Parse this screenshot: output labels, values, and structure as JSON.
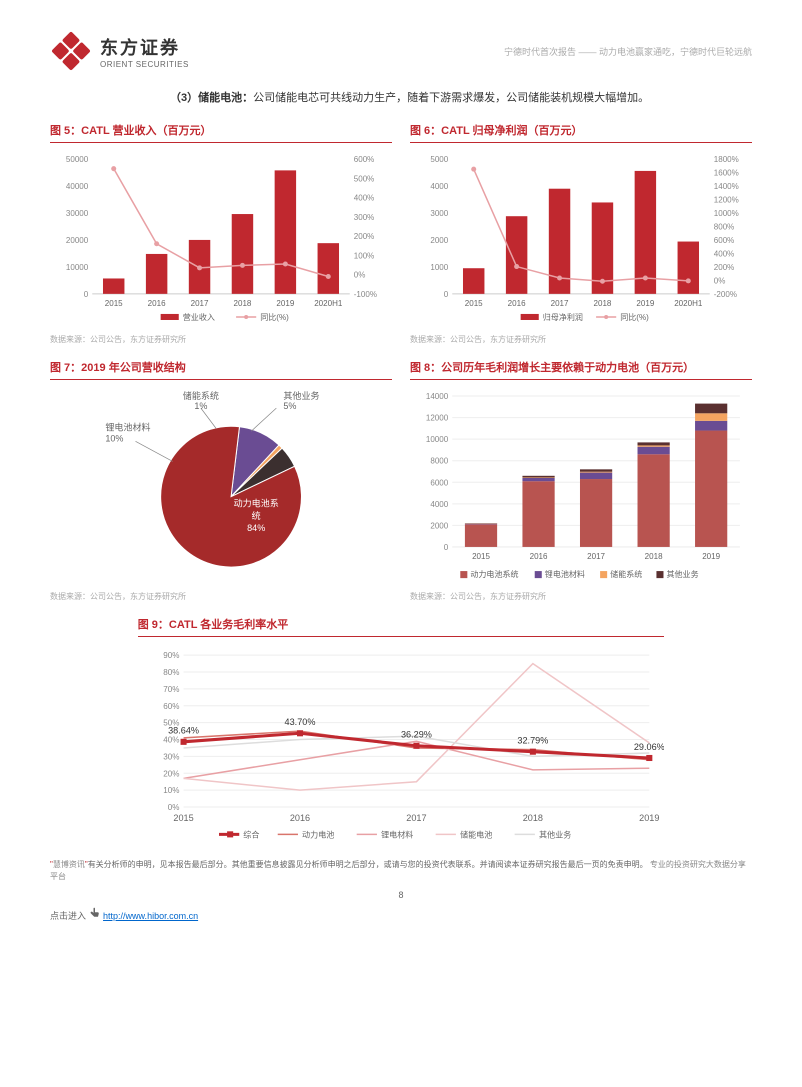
{
  "header": {
    "logo_cn": "东方证券",
    "logo_en": "ORIENT SECURITIES",
    "right_text": "宁德时代首次报告 —— 动力电池赢家通吃，宁德时代巨轮远航"
  },
  "intro": {
    "label": "（3）储能电池：",
    "text": "公司储能电芯可共线动力生产，随着下游需求爆发，公司储能装机规模大幅增加。"
  },
  "chart5": {
    "title": "图 5：CATL 营业收入（百万元）",
    "type": "bar+line",
    "categories": [
      "2015",
      "2016",
      "2017",
      "2018",
      "2019",
      "2020H1"
    ],
    "bar_values": [
      5700,
      14800,
      20000,
      29600,
      45800,
      18800
    ],
    "line_values": [
      550,
      160,
      35,
      48,
      55,
      -10
    ],
    "bar_color": "#c0282f",
    "line_color": "#e8a0a4",
    "ylim_left": [
      0,
      50000
    ],
    "ytick_left": [
      0,
      10000,
      20000,
      30000,
      40000,
      50000
    ],
    "ylim_right": [
      -100,
      600
    ],
    "ytick_right": [
      -100,
      0,
      100,
      200,
      300,
      400,
      500,
      600
    ],
    "legend": [
      "营业收入",
      "同比(%)"
    ],
    "source": "数据来源：公司公告，东方证券研究所"
  },
  "chart6": {
    "title": "图 6：CATL 归母净利润（百万元）",
    "type": "bar+line",
    "categories": [
      "2015",
      "2016",
      "2017",
      "2018",
      "2019",
      "2020H1"
    ],
    "bar_values": [
      950,
      2880,
      3900,
      3390,
      4560,
      1940
    ],
    "line_values": [
      1650,
      205,
      35,
      -13,
      35,
      -8
    ],
    "bar_color": "#c0282f",
    "line_color": "#e8a0a4",
    "ylim_left": [
      0,
      5000
    ],
    "ytick_left": [
      0,
      1000,
      2000,
      3000,
      4000,
      5000
    ],
    "ylim_right": [
      -200,
      1800
    ],
    "ytick_right": [
      -200,
      0,
      200,
      400,
      600,
      800,
      1000,
      1200,
      1400,
      1600,
      1800
    ],
    "legend": [
      "归母净利润",
      "同比(%)"
    ],
    "source": "数据来源：公司公告，东方证券研究所"
  },
  "chart7": {
    "title": "图 7：2019 年公司营收结构",
    "type": "pie",
    "slices": [
      {
        "label": "动力电池系统",
        "pct": 84,
        "color": "#a52a2a"
      },
      {
        "label": "锂电池材料",
        "pct": 10,
        "color": "#6a4c93"
      },
      {
        "label": "储能系统",
        "pct": 1,
        "color": "#f4a460"
      },
      {
        "label": "其他业务",
        "pct": 5,
        "color": "#3b2f2f"
      }
    ],
    "labels": {
      "power": "动力电池系统\n84%",
      "material": "锂电池材料\n10%",
      "storage": "储能系统\n1%",
      "other": "其他业务\n5%"
    },
    "source": "数据来源：公司公告，东方证券研究所"
  },
  "chart8": {
    "title": "图 8：公司历年毛利润增长主要依赖于动力电池（百万元）",
    "type": "stacked-bar",
    "categories": [
      "2015",
      "2016",
      "2017",
      "2018",
      "2019"
    ],
    "series": [
      {
        "name": "动力电池系统",
        "color": "#b85450",
        "values": [
          2100,
          6100,
          6300,
          8600,
          10800
        ]
      },
      {
        "name": "锂电池材料",
        "color": "#6a4c93",
        "values": [
          50,
          300,
          600,
          700,
          900
        ]
      },
      {
        "name": "储能系统",
        "color": "#f4a460",
        "values": [
          20,
          50,
          80,
          120,
          700
        ]
      },
      {
        "name": "其他业务",
        "color": "#5a3030",
        "values": [
          30,
          150,
          220,
          280,
          900
        ]
      }
    ],
    "ylim": [
      0,
      14000
    ],
    "ytick": [
      0,
      2000,
      4000,
      6000,
      8000,
      10000,
      12000,
      14000
    ],
    "legend": [
      "动力电池系统",
      "锂电池材料",
      "储能系统",
      "其他业务"
    ],
    "source": "数据来源：公司公告，东方证券研究所"
  },
  "chart9": {
    "title": "图 9：CATL 各业务毛利率水平",
    "type": "line",
    "categories": [
      "2015",
      "2016",
      "2017",
      "2018",
      "2019"
    ],
    "series": [
      {
        "name": "综合",
        "color": "#c0282f",
        "values": [
          38.64,
          43.7,
          36.29,
          32.79,
          29.06
        ],
        "width": 3,
        "marker": "square"
      },
      {
        "name": "动力电池",
        "color": "#d9746b",
        "values": [
          41,
          45,
          35,
          34,
          28
        ],
        "width": 1.5
      },
      {
        "name": "锂电材料",
        "color": "#e8a0a4",
        "values": [
          17,
          28,
          39,
          22,
          23
        ],
        "width": 1.5
      },
      {
        "name": "储能电池",
        "color": "#f0c5c7",
        "values": [
          17,
          10,
          15,
          85,
          38
        ],
        "width": 1.5
      },
      {
        "name": "其他业务",
        "color": "#ddd",
        "values": [
          35,
          40,
          42,
          30,
          32
        ],
        "width": 1.5
      }
    ],
    "labels": [
      "38.64%",
      "43.70%",
      "36.29%",
      "32.79%",
      "29.06%"
    ],
    "ylim": [
      0,
      90
    ],
    "ytick": [
      0,
      10,
      20,
      30,
      40,
      50,
      60,
      70,
      80,
      90
    ],
    "legend": [
      "综合",
      "动力电池",
      "锂电材料",
      "储能电池",
      "其他业务"
    ]
  },
  "footer": {
    "q1": "\"",
    "hibo": "慧博资讯",
    "q2": "\"",
    "line1a": "有关分析师的申明，见本报告最后部分。",
    "line1b": "其他重要信息披露见分析师申明之后部分，或请与您的投资代表联系。并请阅读本证券研究报告最后一页的免责申明。",
    "platform": "专业的投资研究大数据分享平台",
    "click": "点击进入",
    "url_text": "http://www.hibor.com.cn",
    "page": "8"
  }
}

—————

**Exercise directions**
With the pictures omitted, reproduce the records in full and exactly.

**Written response**
Parse this screenshot: output labels, values, and structure as JSON.
{
  "header": {
    "logo_cn": "东方证券",
    "logo_en": "ORIENT SECURITIES",
    "right_text": "宁德时代首次报告 —— 动力电池赢家通吃，宁德时代巨轮远航"
  },
  "intro": {
    "label": "（3）储能电池：",
    "text": "公司储能电芯可共线动力生产，随着下游需求爆发，公司储能装机规模大幅增加。"
  },
  "chart5": {
    "title": "图 5：CATL 营业收入（百万元）",
    "type": "bar+line",
    "categories": [
      "2015",
      "2016",
      "2017",
      "2018",
      "2019",
      "2020H1"
    ],
    "bar_values": [
      5700,
      14800,
      20000,
      29600,
      45800,
      18800
    ],
    "line_values": [
      550,
      160,
      35,
      48,
      55,
      -10
    ],
    "bar_color": "#c0282f",
    "line_color": "#e8a0a4",
    "ylim_left": [
      0,
      50000
    ],
    "ytick_left": [
      0,
      10000,
      20000,
      30000,
      40000,
      50000
    ],
    "ylim_right": [
      -100,
      600
    ],
    "ytick_right": [
      -100,
      0,
      100,
      200,
      300,
      400,
      500,
      600
    ],
    "legend": [
      "营业收入",
      "同比(%)"
    ],
    "source": "数据来源：公司公告，东方证券研究所"
  },
  "chart6": {
    "title": "图 6：CATL 归母净利润（百万元）",
    "type": "bar+line",
    "categories": [
      "2015",
      "2016",
      "2017",
      "2018",
      "2019",
      "2020H1"
    ],
    "bar_values": [
      950,
      2880,
      3900,
      3390,
      4560,
      1940
    ],
    "line_values": [
      1650,
      205,
      35,
      -13,
      35,
      -8
    ],
    "bar_color": "#c0282f",
    "line_color": "#e8a0a4",
    "ylim_left": [
      0,
      5000
    ],
    "ytick_left": [
      0,
      1000,
      2000,
      3000,
      4000,
      5000
    ],
    "ylim_right": [
      -200,
      1800
    ],
    "ytick_right": [
      -200,
      0,
      200,
      400,
      600,
      800,
      1000,
      1200,
      1400,
      1600,
      1800
    ],
    "legend": [
      "归母净利润",
      "同比(%)"
    ],
    "source": "数据来源：公司公告，东方证券研究所"
  },
  "chart7": {
    "title": "图 7：2019 年公司营收结构",
    "type": "pie",
    "slices": [
      {
        "label": "动力电池系统",
        "pct": 84,
        "color": "#a52a2a"
      },
      {
        "label": "锂电池材料",
        "pct": 10,
        "color": "#6a4c93"
      },
      {
        "label": "储能系统",
        "pct": 1,
        "color": "#f4a460"
      },
      {
        "label": "其他业务",
        "pct": 5,
        "color": "#3b2f2f"
      }
    ],
    "labels": {
      "power": "动力电池系统\n84%",
      "material": "锂电池材料\n10%",
      "storage": "储能系统\n1%",
      "other": "其他业务\n5%"
    },
    "source": "数据来源：公司公告，东方证券研究所"
  },
  "chart8": {
    "title": "图 8：公司历年毛利润增长主要依赖于动力电池（百万元）",
    "type": "stacked-bar",
    "categories": [
      "2015",
      "2016",
      "2017",
      "2018",
      "2019"
    ],
    "series": [
      {
        "name": "动力电池系统",
        "color": "#b85450",
        "values": [
          2100,
          6100,
          6300,
          8600,
          10800
        ]
      },
      {
        "name": "锂电池材料",
        "color": "#6a4c93",
        "values": [
          50,
          300,
          600,
          700,
          900
        ]
      },
      {
        "name": "储能系统",
        "color": "#f4a460",
        "values": [
          20,
          50,
          80,
          120,
          700
        ]
      },
      {
        "name": "其他业务",
        "color": "#5a3030",
        "values": [
          30,
          150,
          220,
          280,
          900
        ]
      }
    ],
    "ylim": [
      0,
      14000
    ],
    "ytick": [
      0,
      2000,
      4000,
      6000,
      8000,
      10000,
      12000,
      14000
    ],
    "legend": [
      "动力电池系统",
      "锂电池材料",
      "储能系统",
      "其他业务"
    ],
    "source": "数据来源：公司公告，东方证券研究所"
  },
  "chart9": {
    "title": "图 9：CATL 各业务毛利率水平",
    "type": "line",
    "categories": [
      "2015",
      "2016",
      "2017",
      "2018",
      "2019"
    ],
    "series": [
      {
        "name": "综合",
        "color": "#c0282f",
        "values": [
          38.64,
          43.7,
          36.29,
          32.79,
          29.06
        ],
        "width": 3,
        "marker": "square"
      },
      {
        "name": "动力电池",
        "color": "#d9746b",
        "values": [
          41,
          45,
          35,
          34,
          28
        ],
        "width": 1.5
      },
      {
        "name": "锂电材料",
        "color": "#e8a0a4",
        "values": [
          17,
          28,
          39,
          22,
          23
        ],
        "width": 1.5
      },
      {
        "name": "储能电池",
        "color": "#f0c5c7",
        "values": [
          17,
          10,
          15,
          85,
          38
        ],
        "width": 1.5
      },
      {
        "name": "其他业务",
        "color": "#ddd",
        "values": [
          35,
          40,
          42,
          30,
          32
        ],
        "width": 1.5
      }
    ],
    "labels": [
      "38.64%",
      "43.70%",
      "36.29%",
      "32.79%",
      "29.06%"
    ],
    "ylim": [
      0,
      90
    ],
    "ytick": [
      0,
      10,
      20,
      30,
      40,
      50,
      60,
      70,
      80,
      90
    ],
    "legend": [
      "综合",
      "动力电池",
      "锂电材料",
      "储能电池",
      "其他业务"
    ]
  },
  "footer": {
    "q1": "\"",
    "hibo": "慧博资讯",
    "q2": "\"",
    "line1a": "有关分析师的申明，见本报告最后部分。",
    "line1b": "其他重要信息披露见分析师申明之后部分，或请与您的投资代表联系。并请阅读本证券研究报告最后一页的免责申明。",
    "platform": "专业的投资研究大数据分享平台",
    "click": "点击进入",
    "url_text": "http://www.hibor.com.cn",
    "page": "8"
  }
}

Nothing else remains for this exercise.